Using the entries that follow, collect the lines where the word "title" appears.

## begin DATA EXCERPTS

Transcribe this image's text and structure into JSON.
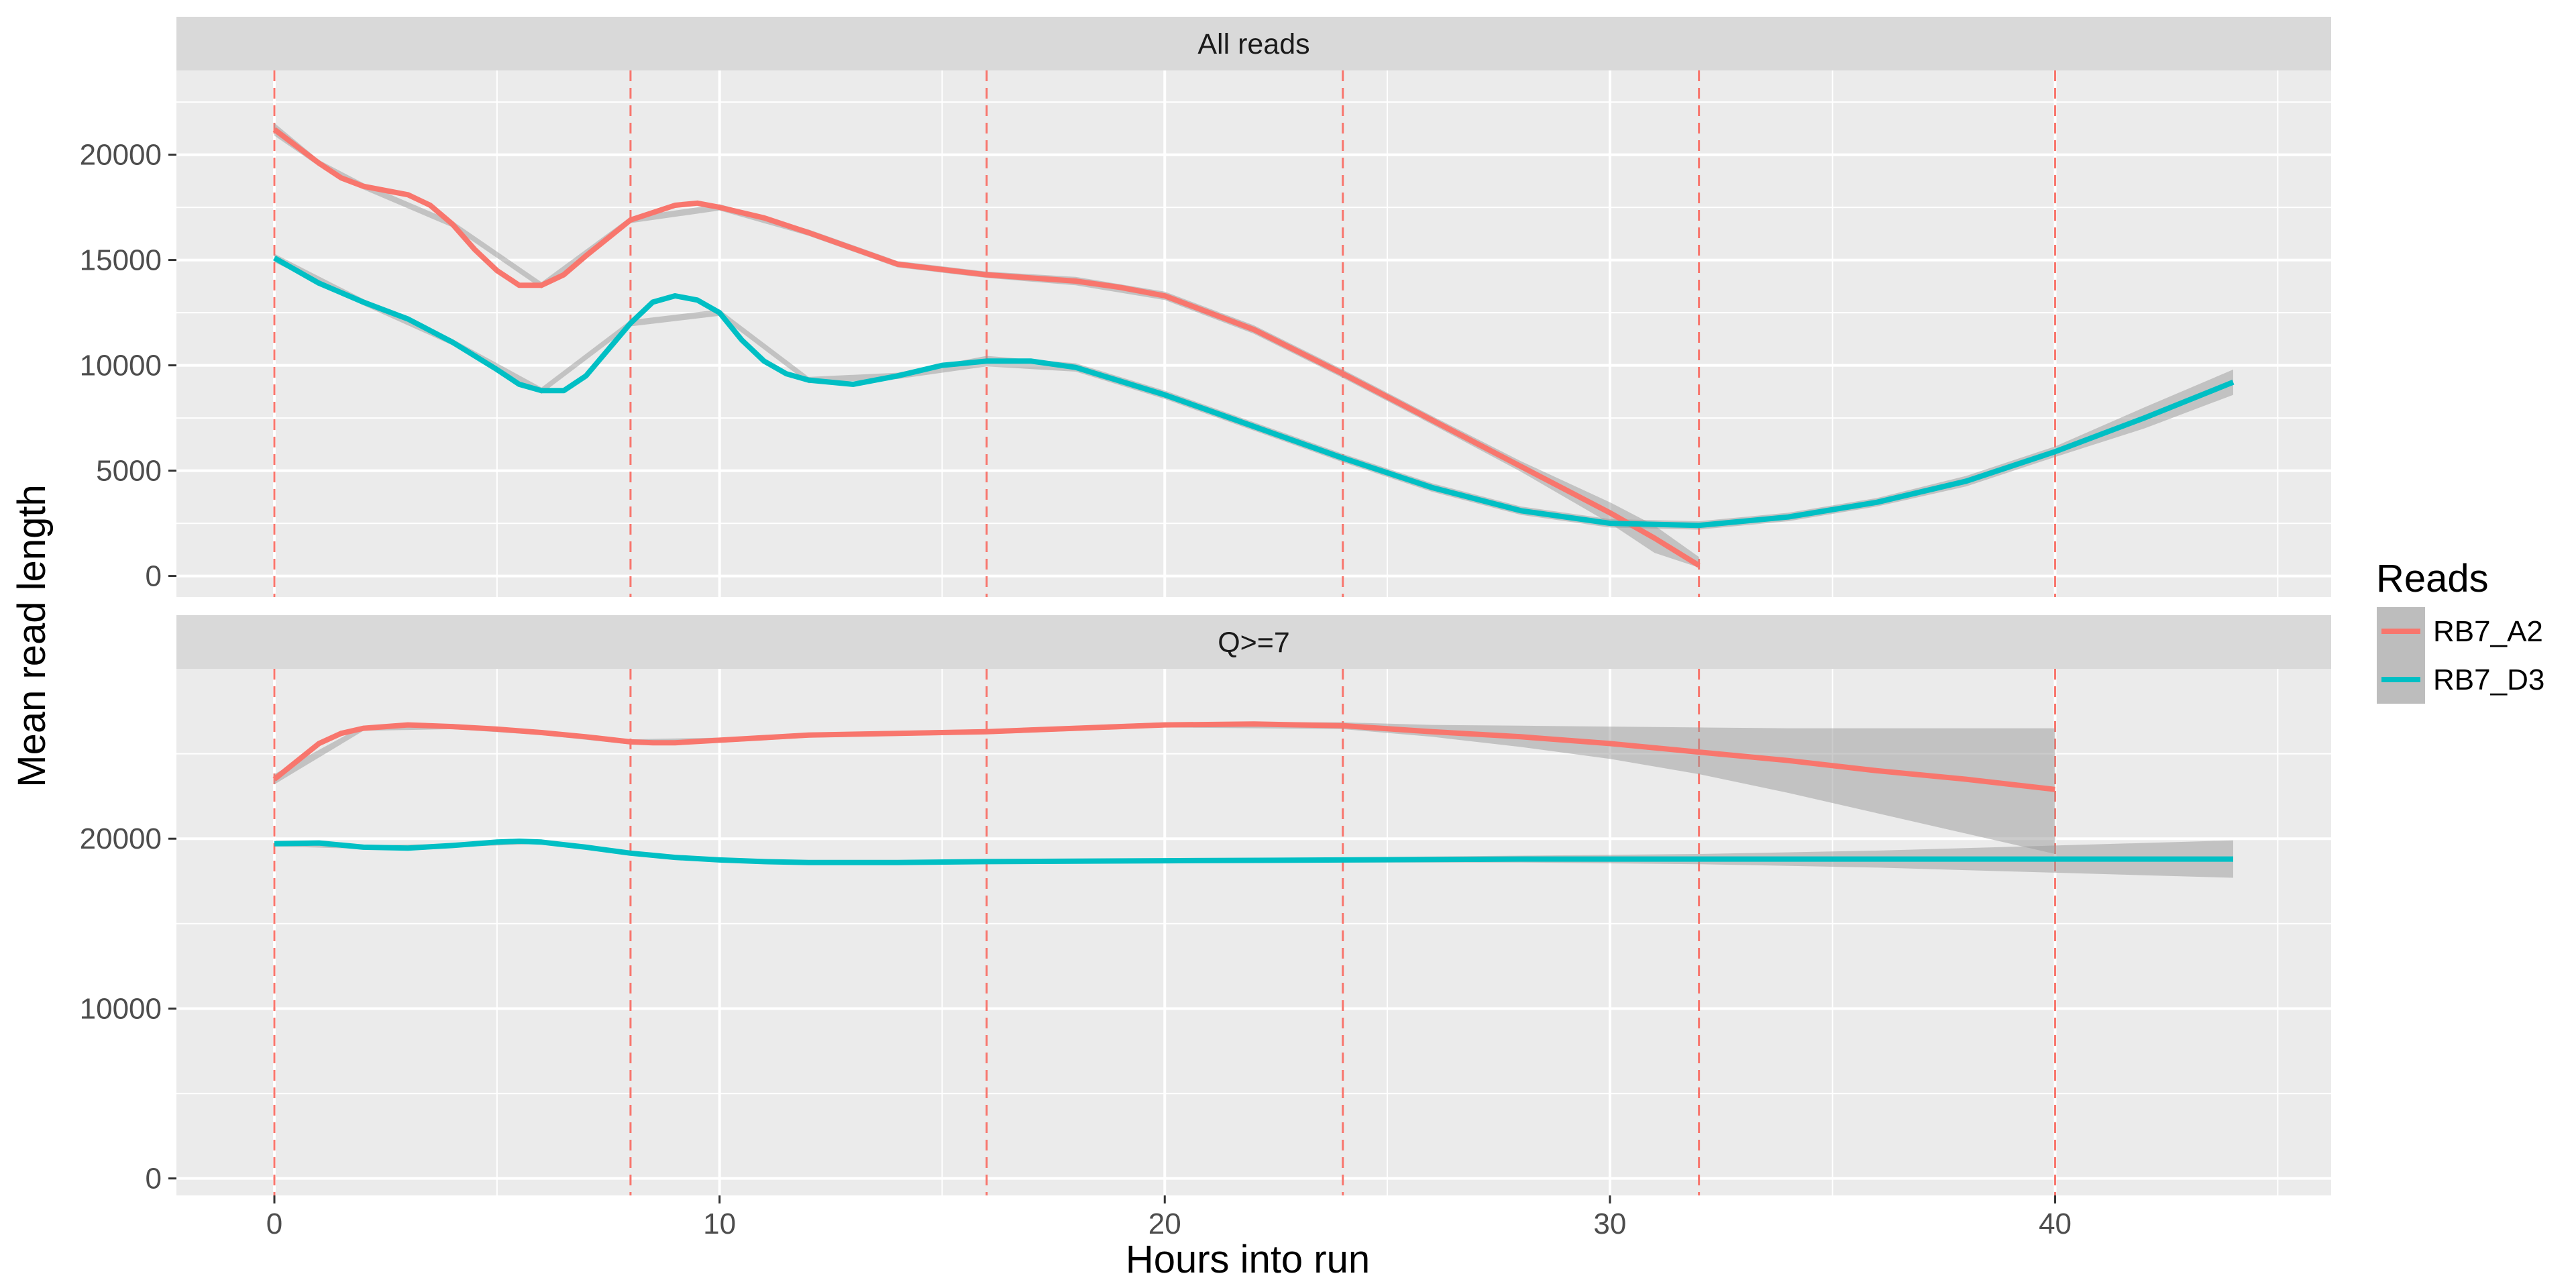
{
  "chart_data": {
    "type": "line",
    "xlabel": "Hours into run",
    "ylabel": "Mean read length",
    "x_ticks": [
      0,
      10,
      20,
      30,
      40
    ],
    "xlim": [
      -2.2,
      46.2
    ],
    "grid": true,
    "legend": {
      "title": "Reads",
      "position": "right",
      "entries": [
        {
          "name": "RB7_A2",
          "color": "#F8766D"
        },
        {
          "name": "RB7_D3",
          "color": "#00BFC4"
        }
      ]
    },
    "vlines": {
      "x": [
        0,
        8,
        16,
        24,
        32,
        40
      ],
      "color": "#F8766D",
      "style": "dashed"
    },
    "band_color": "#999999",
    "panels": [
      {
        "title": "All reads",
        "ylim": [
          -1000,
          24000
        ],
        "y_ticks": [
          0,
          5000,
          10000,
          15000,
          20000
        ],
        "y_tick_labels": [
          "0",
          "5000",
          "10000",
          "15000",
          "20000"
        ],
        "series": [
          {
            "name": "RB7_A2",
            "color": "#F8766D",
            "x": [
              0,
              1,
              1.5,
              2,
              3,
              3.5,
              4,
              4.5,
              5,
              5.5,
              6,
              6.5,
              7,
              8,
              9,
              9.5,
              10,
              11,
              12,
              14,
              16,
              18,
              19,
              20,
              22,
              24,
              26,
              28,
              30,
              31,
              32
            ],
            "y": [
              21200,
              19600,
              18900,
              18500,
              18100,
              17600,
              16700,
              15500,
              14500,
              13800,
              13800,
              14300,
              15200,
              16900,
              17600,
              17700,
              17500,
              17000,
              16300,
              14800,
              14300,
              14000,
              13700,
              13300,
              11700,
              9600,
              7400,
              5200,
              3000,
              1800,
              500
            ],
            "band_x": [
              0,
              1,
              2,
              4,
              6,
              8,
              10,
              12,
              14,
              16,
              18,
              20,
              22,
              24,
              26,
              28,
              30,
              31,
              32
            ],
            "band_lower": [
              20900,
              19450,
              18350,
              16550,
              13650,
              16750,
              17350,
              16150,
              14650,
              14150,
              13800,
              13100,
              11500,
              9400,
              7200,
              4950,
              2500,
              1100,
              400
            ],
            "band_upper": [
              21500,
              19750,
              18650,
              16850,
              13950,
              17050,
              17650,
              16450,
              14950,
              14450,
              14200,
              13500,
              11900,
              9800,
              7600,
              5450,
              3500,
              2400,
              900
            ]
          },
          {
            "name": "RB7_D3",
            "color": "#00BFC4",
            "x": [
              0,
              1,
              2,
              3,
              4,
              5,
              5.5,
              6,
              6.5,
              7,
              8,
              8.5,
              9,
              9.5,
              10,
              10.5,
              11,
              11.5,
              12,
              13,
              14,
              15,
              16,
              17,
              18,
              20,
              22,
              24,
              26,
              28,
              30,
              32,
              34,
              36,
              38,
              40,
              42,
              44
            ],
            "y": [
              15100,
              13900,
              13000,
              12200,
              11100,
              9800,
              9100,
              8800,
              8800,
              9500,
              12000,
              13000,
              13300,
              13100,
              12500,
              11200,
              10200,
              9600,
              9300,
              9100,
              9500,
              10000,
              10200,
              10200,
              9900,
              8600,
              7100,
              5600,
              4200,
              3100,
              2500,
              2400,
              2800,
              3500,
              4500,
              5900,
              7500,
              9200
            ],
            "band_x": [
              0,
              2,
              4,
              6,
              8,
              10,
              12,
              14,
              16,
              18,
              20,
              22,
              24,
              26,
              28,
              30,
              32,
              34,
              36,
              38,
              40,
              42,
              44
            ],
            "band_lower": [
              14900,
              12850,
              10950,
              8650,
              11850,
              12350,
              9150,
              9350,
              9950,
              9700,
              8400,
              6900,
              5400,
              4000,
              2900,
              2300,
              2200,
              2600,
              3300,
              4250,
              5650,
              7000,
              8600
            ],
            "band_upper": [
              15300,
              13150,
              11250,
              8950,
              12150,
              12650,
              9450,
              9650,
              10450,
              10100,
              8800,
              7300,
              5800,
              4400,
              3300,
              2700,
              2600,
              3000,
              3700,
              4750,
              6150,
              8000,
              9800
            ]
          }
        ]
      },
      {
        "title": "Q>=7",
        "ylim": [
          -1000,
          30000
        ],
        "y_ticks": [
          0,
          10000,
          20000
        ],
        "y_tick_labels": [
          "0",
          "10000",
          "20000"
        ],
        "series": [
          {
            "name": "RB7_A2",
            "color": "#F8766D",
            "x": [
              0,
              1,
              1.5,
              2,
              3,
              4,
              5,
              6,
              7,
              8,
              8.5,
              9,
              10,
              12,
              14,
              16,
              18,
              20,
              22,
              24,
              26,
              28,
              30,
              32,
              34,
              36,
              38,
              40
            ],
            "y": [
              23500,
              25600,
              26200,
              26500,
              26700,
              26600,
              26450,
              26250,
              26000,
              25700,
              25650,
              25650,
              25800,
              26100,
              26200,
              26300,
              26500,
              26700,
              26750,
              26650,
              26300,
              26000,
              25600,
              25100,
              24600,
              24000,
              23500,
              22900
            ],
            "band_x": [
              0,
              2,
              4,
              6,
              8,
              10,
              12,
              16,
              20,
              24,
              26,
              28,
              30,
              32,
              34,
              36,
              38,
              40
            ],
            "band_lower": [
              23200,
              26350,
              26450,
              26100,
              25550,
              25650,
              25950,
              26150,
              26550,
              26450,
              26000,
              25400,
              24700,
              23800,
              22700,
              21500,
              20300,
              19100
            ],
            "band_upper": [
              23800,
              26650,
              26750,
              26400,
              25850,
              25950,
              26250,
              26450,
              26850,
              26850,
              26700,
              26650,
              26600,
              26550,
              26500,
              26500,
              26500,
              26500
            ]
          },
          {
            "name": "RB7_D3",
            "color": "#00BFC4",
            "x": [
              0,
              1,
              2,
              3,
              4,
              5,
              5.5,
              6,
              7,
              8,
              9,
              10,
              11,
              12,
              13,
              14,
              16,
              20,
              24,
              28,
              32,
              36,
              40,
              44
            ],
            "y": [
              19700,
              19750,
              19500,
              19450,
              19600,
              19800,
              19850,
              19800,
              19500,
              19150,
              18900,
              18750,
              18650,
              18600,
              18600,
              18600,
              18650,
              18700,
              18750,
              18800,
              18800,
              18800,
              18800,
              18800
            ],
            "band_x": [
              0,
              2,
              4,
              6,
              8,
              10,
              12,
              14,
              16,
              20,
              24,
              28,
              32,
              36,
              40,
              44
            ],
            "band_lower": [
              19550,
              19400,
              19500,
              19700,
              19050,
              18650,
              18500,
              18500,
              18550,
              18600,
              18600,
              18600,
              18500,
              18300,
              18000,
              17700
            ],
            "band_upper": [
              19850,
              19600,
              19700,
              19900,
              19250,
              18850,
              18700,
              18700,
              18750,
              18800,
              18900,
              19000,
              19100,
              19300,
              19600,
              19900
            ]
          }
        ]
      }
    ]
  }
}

## end DATA EXCERPTS

• [FULL RESPONSE]:
      "title": "Reads",
        "title": "All reads",
        "title": "Q>=7",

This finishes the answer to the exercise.